— START Dataset —

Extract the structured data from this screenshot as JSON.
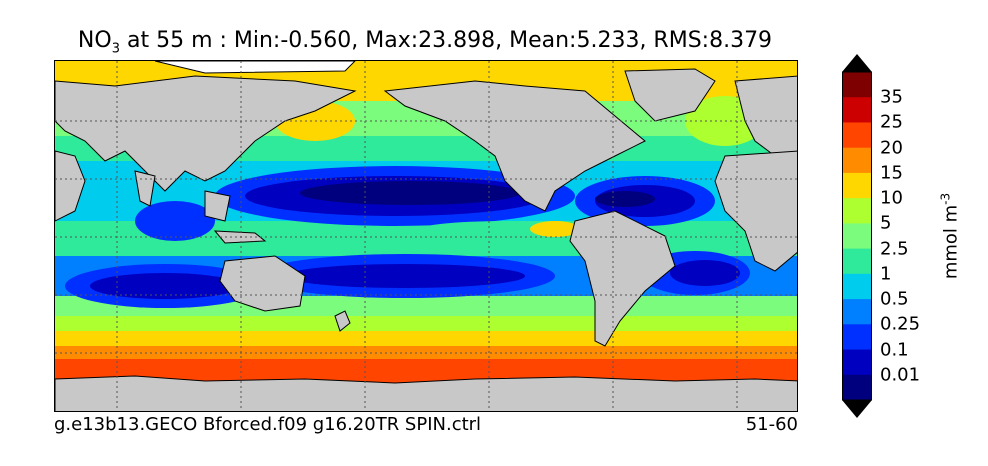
{
  "title": {
    "species": "NO",
    "subscript": "3",
    "text": " at 55 m : Min:-0.560, Max:23.898, Mean:5.233, RMS:8.379"
  },
  "footer": {
    "case_name": "g.e13b13.GECO Bforced.f09 g16.20TR SPIN.ctrl",
    "years": "51-60"
  },
  "colorbar": {
    "units": "mmol m",
    "units_exponent": "-3",
    "tick_labels": [
      "35",
      "25",
      "20",
      "15",
      "10",
      "5",
      "2.5",
      "1",
      "0.5",
      "0.25",
      "0.1",
      "0.01"
    ],
    "colors": [
      "#7f0000",
      "#cc0000",
      "#ff4500",
      "#ff8c00",
      "#ffd700",
      "#adff2f",
      "#7cfc7c",
      "#2eea9a",
      "#00ccee",
      "#0080ff",
      "#0030ff",
      "#0000c0",
      "#00007f"
    ]
  },
  "map": {
    "land_color": "#c8c8c8",
    "gridlines": "dotted"
  }
}
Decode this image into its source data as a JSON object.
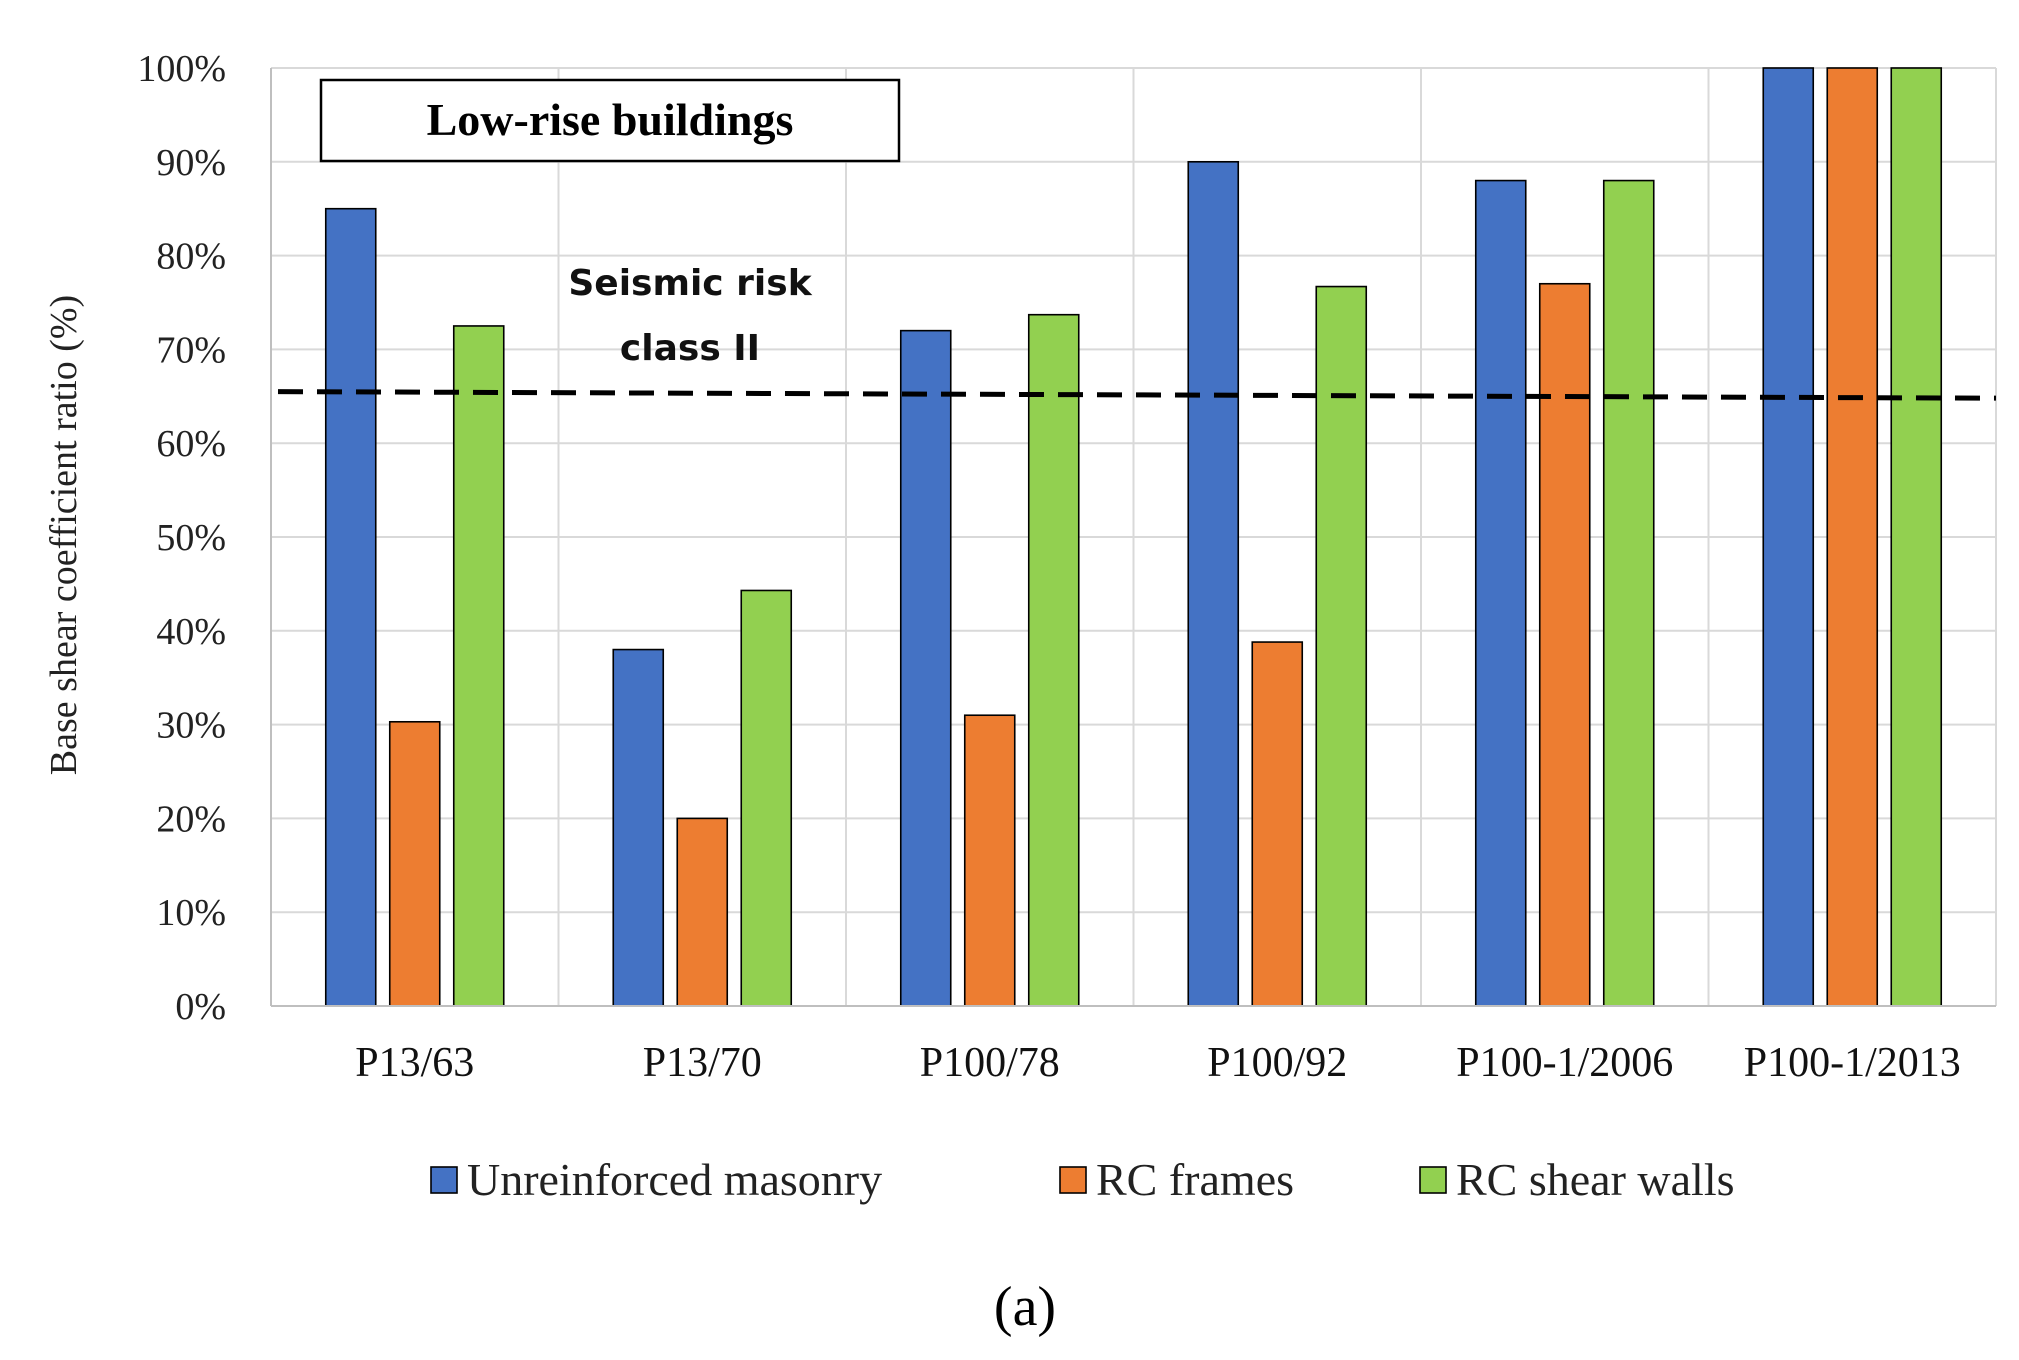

— END Dataset —

## Requirement:
Print the records word for word and exclude any picture they hold.

## Written answer:
Extract the structured data from this screenshot as JSON.
{
  "title": {
    "species": "NO",
    "subscript": "3",
    "text": " at 55 m : Min:-0.560, Max:23.898, Mean:5.233, RMS:8.379"
  },
  "footer": {
    "case_name": "g.e13b13.GECO Bforced.f09 g16.20TR SPIN.ctrl",
    "years": "51-60"
  },
  "colorbar": {
    "units": "mmol m",
    "units_exponent": "-3",
    "tick_labels": [
      "35",
      "25",
      "20",
      "15",
      "10",
      "5",
      "2.5",
      "1",
      "0.5",
      "0.25",
      "0.1",
      "0.01"
    ],
    "colors": [
      "#7f0000",
      "#cc0000",
      "#ff4500",
      "#ff8c00",
      "#ffd700",
      "#adff2f",
      "#7cfc7c",
      "#2eea9a",
      "#00ccee",
      "#0080ff",
      "#0030ff",
      "#0000c0",
      "#00007f"
    ]
  },
  "map": {
    "land_color": "#c8c8c8",
    "gridlines": "dotted"
  }
}
Decode this image into its source data as a JSON object.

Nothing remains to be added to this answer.